**EXERCISE:**
Every record should be written out exactly, please.

**RECORDS SHOWN:**
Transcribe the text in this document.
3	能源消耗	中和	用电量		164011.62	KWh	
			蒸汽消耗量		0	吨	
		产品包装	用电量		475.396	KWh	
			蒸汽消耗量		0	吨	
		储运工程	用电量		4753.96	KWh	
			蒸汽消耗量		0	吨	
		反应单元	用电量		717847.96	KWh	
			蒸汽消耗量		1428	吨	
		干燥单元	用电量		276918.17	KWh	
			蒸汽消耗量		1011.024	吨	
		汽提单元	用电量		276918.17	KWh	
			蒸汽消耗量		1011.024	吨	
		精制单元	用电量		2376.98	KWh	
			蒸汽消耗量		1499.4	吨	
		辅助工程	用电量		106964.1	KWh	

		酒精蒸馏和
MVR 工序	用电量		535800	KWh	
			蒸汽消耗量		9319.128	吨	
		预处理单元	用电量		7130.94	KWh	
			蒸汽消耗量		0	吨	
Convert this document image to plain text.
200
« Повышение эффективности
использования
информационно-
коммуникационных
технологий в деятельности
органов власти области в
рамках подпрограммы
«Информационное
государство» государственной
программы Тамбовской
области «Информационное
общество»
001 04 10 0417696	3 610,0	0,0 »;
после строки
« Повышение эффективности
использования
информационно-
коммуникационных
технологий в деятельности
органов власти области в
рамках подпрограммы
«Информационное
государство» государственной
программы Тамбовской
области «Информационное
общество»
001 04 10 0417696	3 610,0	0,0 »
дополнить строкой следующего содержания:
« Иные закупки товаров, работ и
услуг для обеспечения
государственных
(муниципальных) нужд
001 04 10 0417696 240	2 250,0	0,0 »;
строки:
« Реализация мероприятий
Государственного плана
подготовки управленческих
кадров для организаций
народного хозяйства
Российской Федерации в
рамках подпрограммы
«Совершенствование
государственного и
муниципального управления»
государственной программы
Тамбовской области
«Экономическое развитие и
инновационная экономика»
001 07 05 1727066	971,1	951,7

**WRITTEN ANSWER:**
Transcribe the text in this document.
3	能源消耗	中和	用电量		164011.62	KWh	
			蒸汽消耗量		0	吨	
		产品包装	用电量		475.396	KWh	
			蒸汽消耗量		0	吨	
		储运工程	用电量		4753.96	KWh	
			蒸汽消耗量		0	吨	
		反应单元	用电量		717847.96	KWh	
			蒸汽消耗量		1428	吨	
		干燥单元	用电量		276918.17	KWh	
			蒸汽消耗量		1011.024	吨	
		汽提单元	用电量		276918.17	KWh	
			蒸汽消耗量		1011.024	吨	
		精制单元	用电量		2376.98	KWh	
			蒸汽消耗量		1499.4	吨	
		辅助工程	用电量		106964.1	KWh	

		酒精蒸馏和
MVR 工序	用电量		535800	KWh	
			蒸汽消耗量		9319.128	吨	
		预处理单元	用电量		7130.94	KWh	
			蒸汽消耗量		0	吨	
Convert this document image to plain text.
200
« Повышение эффективности
использования
информационно-
коммуникационных
технологий в деятельности
органов власти области в
рамках подпрограммы
«Информационное
государство» государственной
программы Тамбовской
области «Информационное
общество»
001 04 10 0417696	3 610,0	0,0 »;
после строки
« Повышение эффективности
использования
информационно-
коммуникационных
технологий в деятельности
органов власти области в
рамках подпрограммы
«Информационное
государство» государственной
программы Тамбовской
области «Информационное
общество»
001 04 10 0417696	3 610,0	0,0 »
дополнить строкой следующего содержания:
« Иные закупки товаров, работ и
услуг для обеспечения
государственных
(муниципальных) нужд
001 04 10 0417696 240	2 250,0	0,0 »;
строки:
« Реализация мероприятий
Государственного плана
подготовки управленческих
кадров для организаций
народного хозяйства
Российской Федерации в
рамках подпрограммы
«Совершенствование
государственного и
муниципального управления»
государственной программы
Тамбовской области
«Экономическое развитие и
инновационная экономика»
001 07 05 1727066	971,1	951,7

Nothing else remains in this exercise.